▶ [Given exercise]: Set down all of the data that follows word for word, without the images.

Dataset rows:
┌────────

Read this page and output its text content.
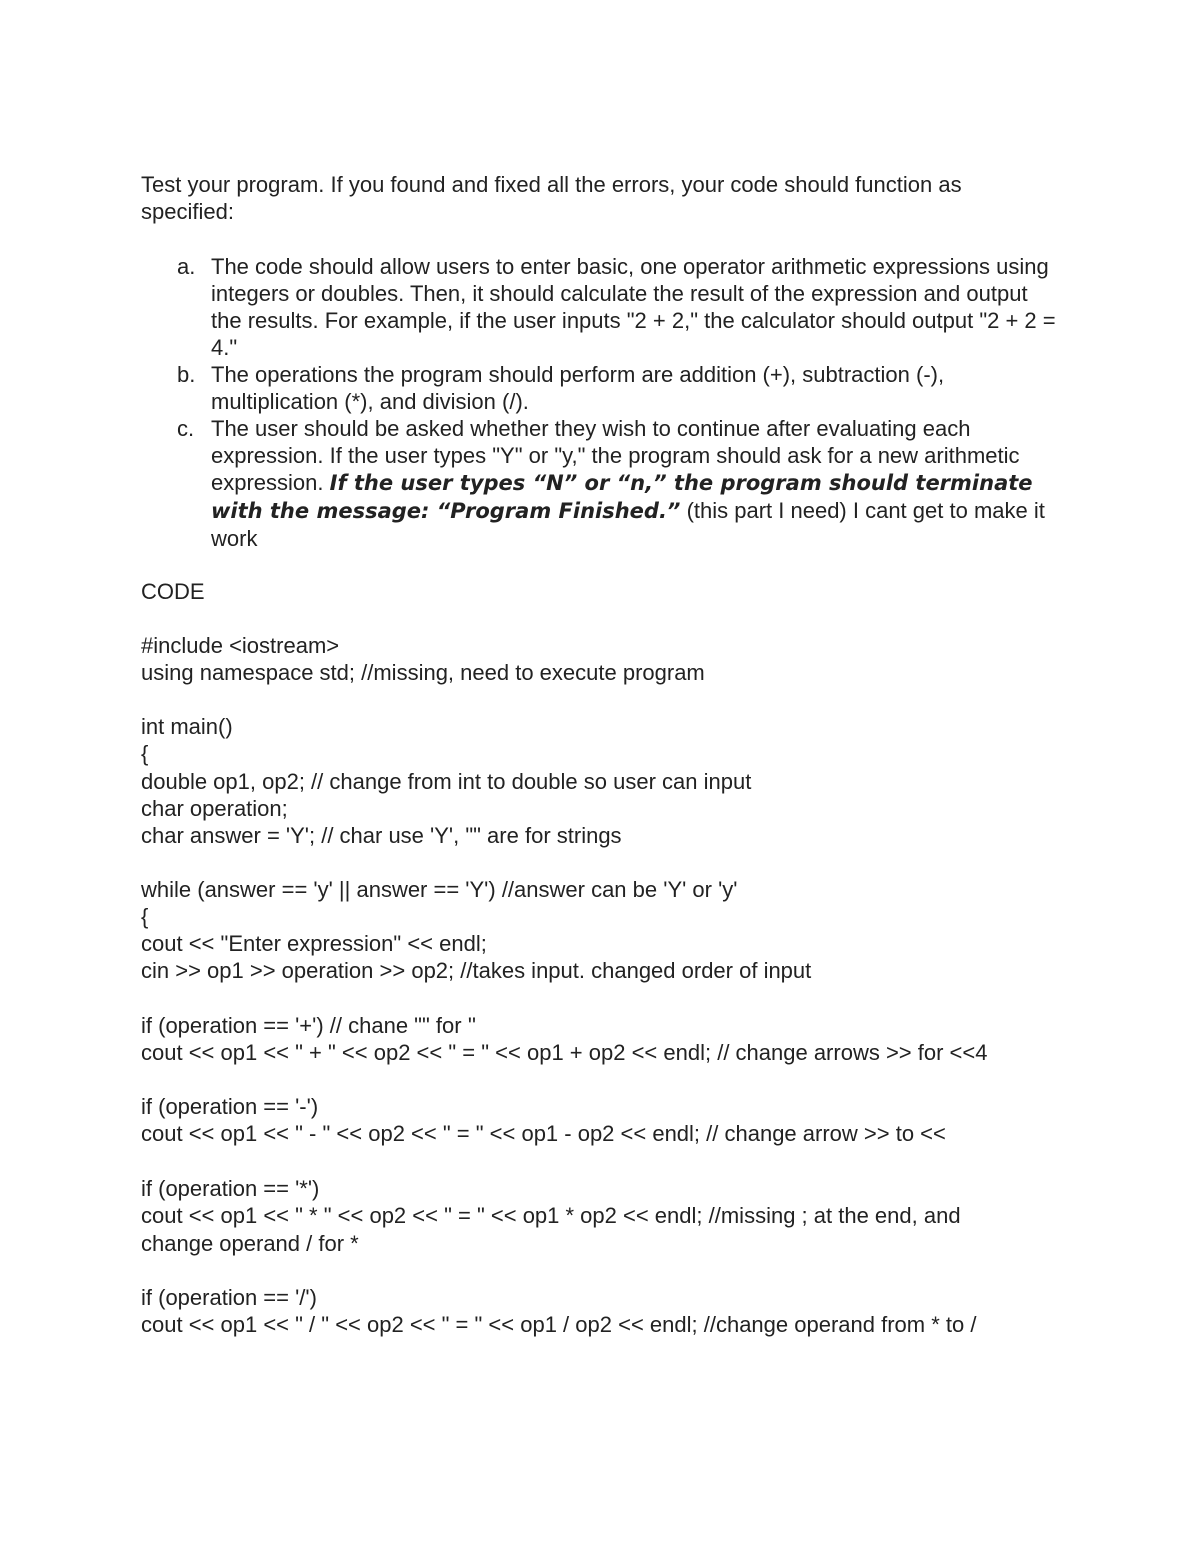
Test your program. If you found and fixed all the errors, your code should function as
specified:
a. The code should allow users to enter basic, one operator arithmetic expressions using integers or doubles. Then, it should calculate the result of the expression and output the results. For example, if the user inputs "2 + 2," the calculator should output "2 + 2 = 4."
b. The operations the program should perform are addition (+), subtraction (-), multiplication (*), and division (/).
c. The user should be asked whether they wish to continue after evaluating each expression. If the user types "Y" or "y," the program should ask for a new arithmetic expression. If the user types “N” or “n,” the program should terminate with the message: “Program Finished.” (this part I need) I cant get to make it work
CODE
#include <iostream>
using namespace std; //missing, need to execute program
int main()
{
double op1, op2; // change from int to double so user can input
char operation;
char answer = 'Y'; // char use 'Y', "" are for strings
while (answer == 'y' || answer == 'Y') //answer can be 'Y' or 'y'
{
cout << "Enter expression" << endl;
cin >> op1 >> operation >> op2; //takes input. changed order of input
if (operation == '+') // chane "" for ''
cout << op1 << " + " << op2 << " = " << op1 + op2 << endl; // change arrows >> for <<4
if (operation == '-')
cout << op1 << " - " << op2 << " = " << op1 - op2 << endl; // change arrow >> to <<
if (operation == '*')
cout << op1 << " * " << op2 << " = " << op1 * op2 << endl; //missing ; at the end, and
change operand / for *
if (operation == '/')
cout << op1 << " / " << op2 << " = " << op1 / op2 << endl; //change operand from * to /
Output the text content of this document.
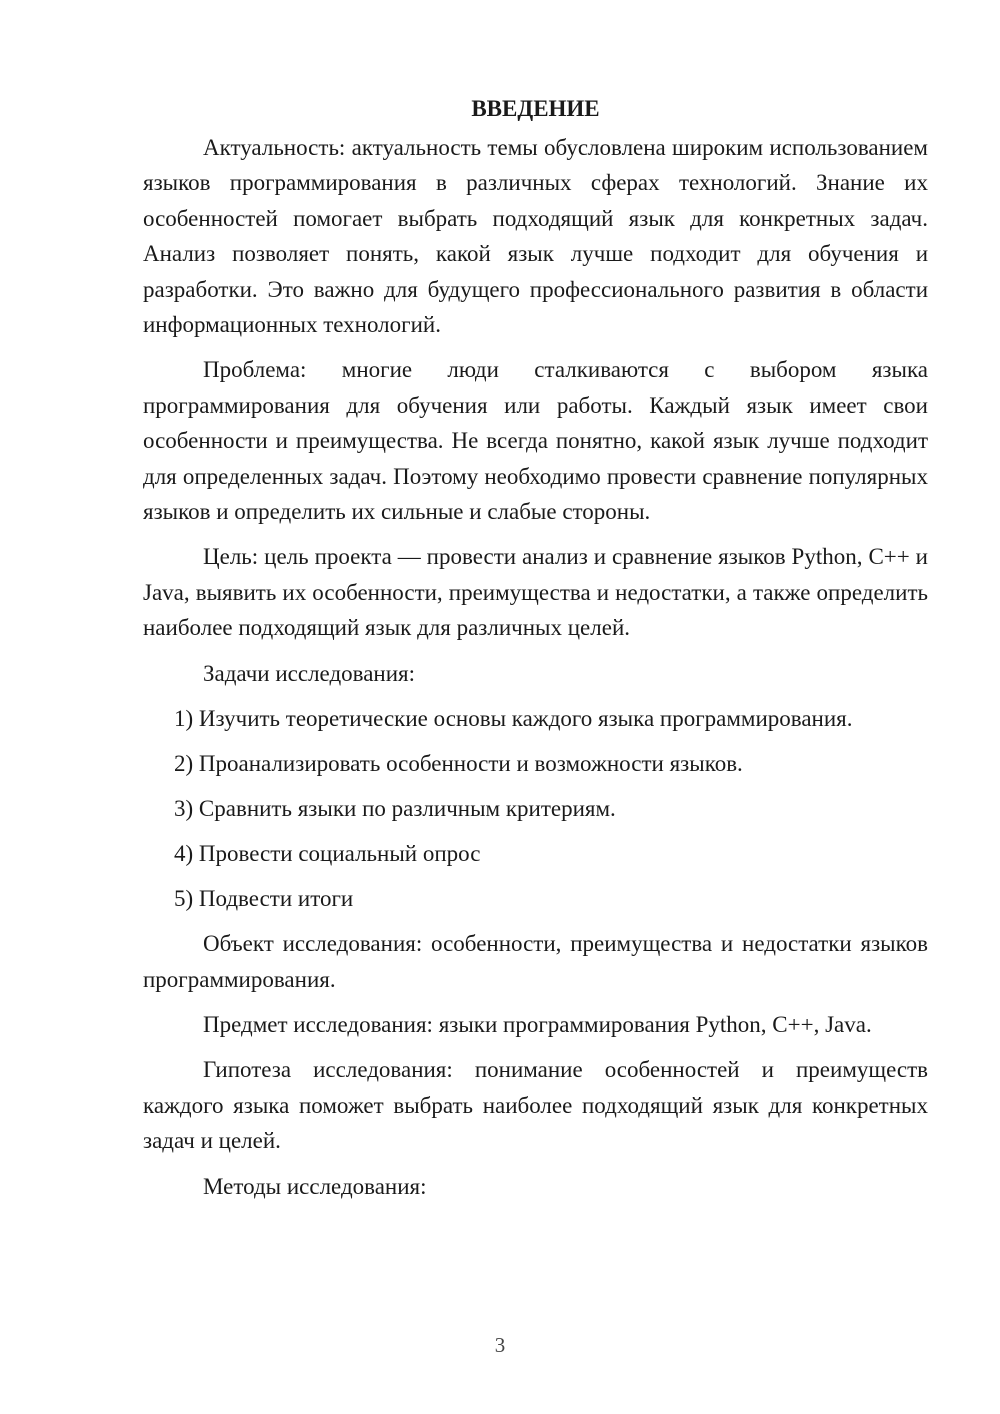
ВВЕДЕНИЕ

Актуальность: актуальность темы обусловлена широким использованием языков программирования в различных сферах технологий. Знание их особенностей помогает выбрать подходящий язык для конкретных задач. Анализ позволяет понять, какой язык лучше подходит для обучения и разработки. Это важно для будущего профессионального развития в области информационных технологий.

Проблема: многие люди сталкиваются с выбором языка программирования для обучения или работы. Каждый язык имеет свои особенности и преимущества. Не всегда понятно, какой язык лучше подходит для определенных задач. Поэтому необходимо провести сравнение популярных языков и определить их сильные и слабые стороны.

Цель: цель проекта — провести анализ и сравнение языков Python, C++ и Java, выявить их особенности, преимущества и недостатки, а также определить наиболее подходящий язык для различных целей.

Задачи исследования:

1) Изучить теоретические основы каждого языка программирования.
2) Проанализировать особенности и возможности языков.
3) Сравнить языки по различным критериям.
4) Провести социальный опрос
5) Подвести итоги

Объект исследования: особенности, преимущества и недостатки языков программирования.

Предмет исследования: языки программирования Python, C++, Java.

Гипотеза исследования: понимание особенностей и преимуществ каждого языка поможет выбрать наиболее подходящий язык для конкретных задач и целей.

Методы исследования:

3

└────────

▶ [Result of this task]:
Read this page and output its text content.
Test your program. If you found and fixed all the errors, your code should function as
specified:
a. The code should allow users to enter basic, one operator arithmetic expressions using integers or doubles. Then, it should calculate the result of the expression and output the results. For example, if the user inputs "2 + 2," the calculator should output "2 + 2 = 4."
b. The operations the program should perform are addition (+), subtraction (-), multiplication (*), and division (/).
c. The user should be asked whether they wish to continue after evaluating each expression. If the user types "Y" or "y," the program should ask for a new arithmetic expression. If the user types “N” or “n,” the program should terminate with the message: “Program Finished.” (this part I need) I cant get to make it work
CODE
#include <iostream>
using namespace std; //missing, need to execute program
int main()
{
double op1, op2; // change from int to double so user can input
char operation;
char answer = 'Y'; // char use 'Y', "" are for strings
while (answer == 'y' || answer == 'Y') //answer can be 'Y' or 'y'
{
cout << "Enter expression" << endl;
cin >> op1 >> operation >> op2; //takes input. changed order of input
if (operation == '+') // chane "" for ''
cout << op1 << " + " << op2 << " = " << op1 + op2 << endl; // change arrows >> for <<4
if (operation == '-')
cout << op1 << " - " << op2 << " = " << op1 - op2 << endl; // change arrow >> to <<
if (operation == '*')
cout << op1 << " * " << op2 << " = " << op1 * op2 << endl; //missing ; at the end, and
change operand / for *
if (operation == '/')
cout << op1 << " / " << op2 << " = " << op1 / op2 << endl; //change operand from * to /
Output the text content of this document.
ВВЕДЕНИЕ

Актуальность: актуальность темы обусловлена широким использованием языков программирования в различных сферах технологий. Знание их особенностей помогает выбрать подходящий язык для конкретных задач. Анализ позволяет понять, какой язык лучше подходит для обучения и разработки. Это важно для будущего профессионального развития в области информационных технологий.

Проблема: многие люди сталкиваются с выбором языка программирования для обучения или работы. Каждый язык имеет свои особенности и преимущества. Не всегда понятно, какой язык лучше подходит для определенных задач. Поэтому необходимо провести сравнение популярных языков и определить их сильные и слабые стороны.

Цель: цель проекта — провести анализ и сравнение языков Python, C++ и Java, выявить их особенности, преимущества и недостатки, а также определить наиболее подходящий язык для различных целей.

Задачи исследования:

1) Изучить теоретические основы каждого языка программирования.
2) Проанализировать особенности и возможности языков.
3) Сравнить языки по различным критериям.
4) Провести социальный опрос
5) Подвести итоги

Объект исследования: особенности, преимущества и недостатки языков программирования.

Предмет исследования: языки программирования Python, C++, Java.

Гипотеза исследования: понимание особенностей и преимуществ каждого языка поможет выбрать наиболее подходящий язык для конкретных задач и целей.

Методы исследования:

3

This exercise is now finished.